● **Written task**: Look below. Copy each line that has "mesure" in it.

▼

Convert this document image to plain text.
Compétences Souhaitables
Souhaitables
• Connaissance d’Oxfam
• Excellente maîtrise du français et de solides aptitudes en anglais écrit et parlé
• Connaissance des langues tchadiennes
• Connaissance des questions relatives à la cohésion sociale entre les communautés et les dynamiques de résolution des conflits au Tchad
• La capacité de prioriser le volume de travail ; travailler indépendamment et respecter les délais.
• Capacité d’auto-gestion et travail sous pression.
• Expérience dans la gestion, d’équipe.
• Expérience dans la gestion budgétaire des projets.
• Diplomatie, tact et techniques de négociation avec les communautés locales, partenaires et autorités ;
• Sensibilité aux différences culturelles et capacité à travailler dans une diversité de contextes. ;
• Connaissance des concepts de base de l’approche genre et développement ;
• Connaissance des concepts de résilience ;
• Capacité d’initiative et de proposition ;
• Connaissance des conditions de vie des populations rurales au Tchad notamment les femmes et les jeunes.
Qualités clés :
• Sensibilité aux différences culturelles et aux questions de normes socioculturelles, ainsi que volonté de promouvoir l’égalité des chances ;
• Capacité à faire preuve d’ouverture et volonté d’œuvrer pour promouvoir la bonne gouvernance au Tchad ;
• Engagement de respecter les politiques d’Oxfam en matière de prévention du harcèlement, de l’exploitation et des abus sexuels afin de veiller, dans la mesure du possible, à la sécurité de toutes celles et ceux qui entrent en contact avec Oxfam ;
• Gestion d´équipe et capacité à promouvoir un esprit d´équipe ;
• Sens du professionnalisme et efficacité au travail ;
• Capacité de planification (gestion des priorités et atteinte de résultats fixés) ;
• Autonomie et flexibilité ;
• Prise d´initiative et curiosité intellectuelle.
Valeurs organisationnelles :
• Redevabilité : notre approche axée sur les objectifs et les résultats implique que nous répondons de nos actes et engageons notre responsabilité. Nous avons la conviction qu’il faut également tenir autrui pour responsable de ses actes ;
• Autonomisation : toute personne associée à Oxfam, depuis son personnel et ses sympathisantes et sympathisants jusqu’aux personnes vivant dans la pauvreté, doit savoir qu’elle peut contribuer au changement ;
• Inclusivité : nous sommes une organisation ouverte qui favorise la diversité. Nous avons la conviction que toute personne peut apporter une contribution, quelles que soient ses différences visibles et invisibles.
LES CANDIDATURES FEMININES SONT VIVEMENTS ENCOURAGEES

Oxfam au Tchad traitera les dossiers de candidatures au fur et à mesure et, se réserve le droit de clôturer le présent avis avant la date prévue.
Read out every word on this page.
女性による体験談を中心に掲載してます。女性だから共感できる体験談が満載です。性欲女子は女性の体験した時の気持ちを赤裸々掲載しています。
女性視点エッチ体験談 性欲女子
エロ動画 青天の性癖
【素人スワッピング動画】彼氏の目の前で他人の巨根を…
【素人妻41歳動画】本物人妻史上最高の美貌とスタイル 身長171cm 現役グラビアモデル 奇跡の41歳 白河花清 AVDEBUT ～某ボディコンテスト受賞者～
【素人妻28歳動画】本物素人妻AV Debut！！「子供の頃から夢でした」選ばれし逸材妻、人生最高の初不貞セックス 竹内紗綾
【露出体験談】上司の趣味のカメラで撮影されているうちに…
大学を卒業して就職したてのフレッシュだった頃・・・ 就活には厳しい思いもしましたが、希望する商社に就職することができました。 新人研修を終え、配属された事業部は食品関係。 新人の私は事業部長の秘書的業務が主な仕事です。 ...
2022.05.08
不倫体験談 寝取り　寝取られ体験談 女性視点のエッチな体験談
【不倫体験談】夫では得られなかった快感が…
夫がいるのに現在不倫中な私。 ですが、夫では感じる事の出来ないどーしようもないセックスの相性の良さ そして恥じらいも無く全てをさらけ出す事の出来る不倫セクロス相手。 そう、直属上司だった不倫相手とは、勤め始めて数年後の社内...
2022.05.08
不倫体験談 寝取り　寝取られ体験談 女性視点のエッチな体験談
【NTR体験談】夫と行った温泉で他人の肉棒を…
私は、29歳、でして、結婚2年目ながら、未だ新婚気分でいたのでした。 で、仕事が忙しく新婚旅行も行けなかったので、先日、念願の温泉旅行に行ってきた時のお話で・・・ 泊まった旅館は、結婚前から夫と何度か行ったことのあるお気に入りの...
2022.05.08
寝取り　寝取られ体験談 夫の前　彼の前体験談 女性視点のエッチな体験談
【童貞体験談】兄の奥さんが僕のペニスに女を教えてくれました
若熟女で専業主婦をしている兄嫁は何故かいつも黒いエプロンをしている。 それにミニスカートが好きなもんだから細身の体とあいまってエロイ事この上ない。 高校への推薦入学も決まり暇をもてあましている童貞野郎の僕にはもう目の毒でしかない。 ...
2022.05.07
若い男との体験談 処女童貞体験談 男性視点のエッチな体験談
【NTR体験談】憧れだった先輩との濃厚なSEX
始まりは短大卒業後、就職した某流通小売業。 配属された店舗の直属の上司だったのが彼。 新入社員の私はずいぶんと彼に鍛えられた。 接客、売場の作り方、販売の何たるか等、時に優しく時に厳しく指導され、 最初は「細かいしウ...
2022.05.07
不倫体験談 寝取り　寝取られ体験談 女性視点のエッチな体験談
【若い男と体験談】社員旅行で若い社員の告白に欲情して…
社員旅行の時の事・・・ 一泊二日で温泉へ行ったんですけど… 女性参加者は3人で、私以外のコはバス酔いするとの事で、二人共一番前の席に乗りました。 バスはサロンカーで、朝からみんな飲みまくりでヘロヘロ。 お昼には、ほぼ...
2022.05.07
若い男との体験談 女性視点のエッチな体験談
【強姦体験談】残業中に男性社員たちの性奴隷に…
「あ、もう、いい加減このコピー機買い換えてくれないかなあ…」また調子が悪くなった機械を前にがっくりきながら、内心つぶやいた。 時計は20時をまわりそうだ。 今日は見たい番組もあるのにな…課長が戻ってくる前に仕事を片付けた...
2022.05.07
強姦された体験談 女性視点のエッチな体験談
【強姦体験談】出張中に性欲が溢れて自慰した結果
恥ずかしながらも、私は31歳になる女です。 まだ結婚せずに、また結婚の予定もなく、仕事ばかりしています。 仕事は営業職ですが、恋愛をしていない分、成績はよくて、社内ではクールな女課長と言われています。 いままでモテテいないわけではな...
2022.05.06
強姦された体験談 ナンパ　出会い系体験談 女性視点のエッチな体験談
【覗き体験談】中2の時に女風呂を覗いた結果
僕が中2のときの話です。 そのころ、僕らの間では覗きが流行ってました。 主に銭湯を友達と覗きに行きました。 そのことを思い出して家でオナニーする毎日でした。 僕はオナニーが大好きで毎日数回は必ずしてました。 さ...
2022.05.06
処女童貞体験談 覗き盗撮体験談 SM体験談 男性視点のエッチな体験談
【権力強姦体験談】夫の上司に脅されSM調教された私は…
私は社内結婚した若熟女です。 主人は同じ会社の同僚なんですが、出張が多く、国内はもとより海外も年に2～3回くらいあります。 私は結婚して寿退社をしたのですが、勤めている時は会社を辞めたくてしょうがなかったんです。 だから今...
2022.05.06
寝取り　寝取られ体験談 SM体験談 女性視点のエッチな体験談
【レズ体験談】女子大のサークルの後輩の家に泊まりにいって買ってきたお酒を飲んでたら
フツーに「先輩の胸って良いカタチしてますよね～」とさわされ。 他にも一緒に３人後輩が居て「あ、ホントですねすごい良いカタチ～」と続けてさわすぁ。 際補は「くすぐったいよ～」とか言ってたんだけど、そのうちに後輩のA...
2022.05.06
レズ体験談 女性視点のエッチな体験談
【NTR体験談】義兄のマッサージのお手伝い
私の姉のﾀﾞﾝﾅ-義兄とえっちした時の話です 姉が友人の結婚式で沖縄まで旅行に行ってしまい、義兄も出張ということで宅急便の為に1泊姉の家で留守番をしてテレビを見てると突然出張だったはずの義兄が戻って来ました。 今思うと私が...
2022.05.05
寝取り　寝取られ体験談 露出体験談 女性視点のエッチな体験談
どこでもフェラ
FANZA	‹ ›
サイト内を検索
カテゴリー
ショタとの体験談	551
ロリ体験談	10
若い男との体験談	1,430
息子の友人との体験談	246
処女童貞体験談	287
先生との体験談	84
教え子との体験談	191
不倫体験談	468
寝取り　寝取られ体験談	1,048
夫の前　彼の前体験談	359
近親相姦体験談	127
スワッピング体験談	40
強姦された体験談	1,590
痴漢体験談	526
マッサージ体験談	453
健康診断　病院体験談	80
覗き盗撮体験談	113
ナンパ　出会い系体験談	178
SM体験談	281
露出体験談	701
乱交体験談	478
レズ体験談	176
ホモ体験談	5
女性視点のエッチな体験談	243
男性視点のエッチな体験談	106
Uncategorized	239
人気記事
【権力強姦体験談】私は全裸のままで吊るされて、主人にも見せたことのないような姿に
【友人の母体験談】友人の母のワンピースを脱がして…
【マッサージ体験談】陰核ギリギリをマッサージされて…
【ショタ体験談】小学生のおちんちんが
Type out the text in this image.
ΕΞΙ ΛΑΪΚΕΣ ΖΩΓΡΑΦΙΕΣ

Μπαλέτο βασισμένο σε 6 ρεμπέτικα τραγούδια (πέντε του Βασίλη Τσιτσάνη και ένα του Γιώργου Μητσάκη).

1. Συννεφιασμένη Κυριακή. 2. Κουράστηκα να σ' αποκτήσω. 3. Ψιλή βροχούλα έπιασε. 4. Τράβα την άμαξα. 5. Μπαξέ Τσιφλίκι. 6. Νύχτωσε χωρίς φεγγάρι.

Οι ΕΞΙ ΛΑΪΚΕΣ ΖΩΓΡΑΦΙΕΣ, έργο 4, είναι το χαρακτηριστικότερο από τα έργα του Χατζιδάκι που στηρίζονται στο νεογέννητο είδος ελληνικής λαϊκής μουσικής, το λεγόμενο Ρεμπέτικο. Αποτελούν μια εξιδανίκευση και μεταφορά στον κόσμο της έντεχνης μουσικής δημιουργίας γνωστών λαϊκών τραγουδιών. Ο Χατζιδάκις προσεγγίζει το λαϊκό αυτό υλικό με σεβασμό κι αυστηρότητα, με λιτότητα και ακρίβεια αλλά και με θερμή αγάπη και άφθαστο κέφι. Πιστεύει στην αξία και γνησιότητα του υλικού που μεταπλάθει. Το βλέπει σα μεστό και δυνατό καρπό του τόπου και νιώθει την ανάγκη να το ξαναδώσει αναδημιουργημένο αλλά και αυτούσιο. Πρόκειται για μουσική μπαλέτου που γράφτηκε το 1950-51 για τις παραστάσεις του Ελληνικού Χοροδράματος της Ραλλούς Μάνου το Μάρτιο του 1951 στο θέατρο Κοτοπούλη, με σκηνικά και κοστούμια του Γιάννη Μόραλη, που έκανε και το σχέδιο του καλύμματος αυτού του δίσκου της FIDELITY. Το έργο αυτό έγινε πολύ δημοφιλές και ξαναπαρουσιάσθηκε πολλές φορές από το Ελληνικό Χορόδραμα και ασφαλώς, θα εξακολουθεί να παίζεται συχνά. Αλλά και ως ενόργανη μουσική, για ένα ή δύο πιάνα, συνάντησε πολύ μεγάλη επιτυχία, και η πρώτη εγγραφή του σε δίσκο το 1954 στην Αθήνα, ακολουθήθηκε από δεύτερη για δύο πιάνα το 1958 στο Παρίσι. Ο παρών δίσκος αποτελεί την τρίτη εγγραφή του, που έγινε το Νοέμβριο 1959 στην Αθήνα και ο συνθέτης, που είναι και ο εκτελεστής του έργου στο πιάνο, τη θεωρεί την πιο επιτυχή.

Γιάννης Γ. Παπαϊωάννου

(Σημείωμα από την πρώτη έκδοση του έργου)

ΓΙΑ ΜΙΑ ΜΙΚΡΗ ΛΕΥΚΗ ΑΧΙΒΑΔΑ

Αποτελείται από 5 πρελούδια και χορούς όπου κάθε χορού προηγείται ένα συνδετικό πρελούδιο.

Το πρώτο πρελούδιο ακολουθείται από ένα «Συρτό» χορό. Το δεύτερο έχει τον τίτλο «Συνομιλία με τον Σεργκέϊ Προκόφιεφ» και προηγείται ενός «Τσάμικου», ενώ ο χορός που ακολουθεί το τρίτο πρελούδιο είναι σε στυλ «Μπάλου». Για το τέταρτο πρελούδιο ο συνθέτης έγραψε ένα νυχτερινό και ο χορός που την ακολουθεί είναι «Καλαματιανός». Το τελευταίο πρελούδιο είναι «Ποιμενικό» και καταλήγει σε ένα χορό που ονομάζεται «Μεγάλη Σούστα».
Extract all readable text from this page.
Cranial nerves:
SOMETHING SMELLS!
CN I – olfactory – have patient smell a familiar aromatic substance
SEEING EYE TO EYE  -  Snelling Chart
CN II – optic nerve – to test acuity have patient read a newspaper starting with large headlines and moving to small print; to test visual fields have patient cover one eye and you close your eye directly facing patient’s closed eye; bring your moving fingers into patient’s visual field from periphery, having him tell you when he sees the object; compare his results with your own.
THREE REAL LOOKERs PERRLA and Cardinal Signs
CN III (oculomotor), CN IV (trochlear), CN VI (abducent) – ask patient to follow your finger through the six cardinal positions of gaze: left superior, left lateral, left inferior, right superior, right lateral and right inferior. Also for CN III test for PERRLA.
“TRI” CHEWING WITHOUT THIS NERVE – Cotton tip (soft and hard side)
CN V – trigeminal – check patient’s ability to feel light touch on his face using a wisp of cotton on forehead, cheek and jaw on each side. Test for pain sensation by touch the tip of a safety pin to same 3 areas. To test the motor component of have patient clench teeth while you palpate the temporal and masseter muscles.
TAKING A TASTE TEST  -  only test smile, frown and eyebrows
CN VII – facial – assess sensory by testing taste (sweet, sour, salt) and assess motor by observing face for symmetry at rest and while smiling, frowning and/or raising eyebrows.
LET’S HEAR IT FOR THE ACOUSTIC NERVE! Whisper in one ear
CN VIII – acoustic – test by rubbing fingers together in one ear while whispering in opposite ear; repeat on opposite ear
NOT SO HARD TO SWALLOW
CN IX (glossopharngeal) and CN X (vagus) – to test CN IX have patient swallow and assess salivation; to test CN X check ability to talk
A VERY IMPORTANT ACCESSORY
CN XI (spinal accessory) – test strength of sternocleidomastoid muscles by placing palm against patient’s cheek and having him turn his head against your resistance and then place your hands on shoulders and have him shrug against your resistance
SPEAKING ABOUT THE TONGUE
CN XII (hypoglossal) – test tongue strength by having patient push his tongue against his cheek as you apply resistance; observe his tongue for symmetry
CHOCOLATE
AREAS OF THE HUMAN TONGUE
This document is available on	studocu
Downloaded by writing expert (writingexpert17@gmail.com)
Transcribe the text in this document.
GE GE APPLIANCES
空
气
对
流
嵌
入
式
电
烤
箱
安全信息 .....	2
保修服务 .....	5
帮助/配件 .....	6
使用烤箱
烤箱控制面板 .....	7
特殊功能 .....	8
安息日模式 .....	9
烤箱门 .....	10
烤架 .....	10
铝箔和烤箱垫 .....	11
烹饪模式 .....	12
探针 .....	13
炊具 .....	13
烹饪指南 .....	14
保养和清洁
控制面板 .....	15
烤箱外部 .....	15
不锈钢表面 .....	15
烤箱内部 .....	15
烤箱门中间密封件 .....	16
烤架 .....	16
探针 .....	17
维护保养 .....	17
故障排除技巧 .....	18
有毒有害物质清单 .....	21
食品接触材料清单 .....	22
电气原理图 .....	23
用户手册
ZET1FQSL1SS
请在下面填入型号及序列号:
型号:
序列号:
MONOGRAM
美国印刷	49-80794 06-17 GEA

▲

● **Exercise answer**:
• Engagement de respecter les politiques d’Oxfam en matière de prévention du harcèlement, de l’exploitation et des abus sexuels afin de veiller, dans la mesure du possible, à la sécurité de toutes celles et ceux qui entrent en contact avec Oxfam ;
Oxfam au Tchad traitera les dossiers de candidatures au fur et à mesure et, se réserve le droit de clôturer le présent avis avant la date prévue.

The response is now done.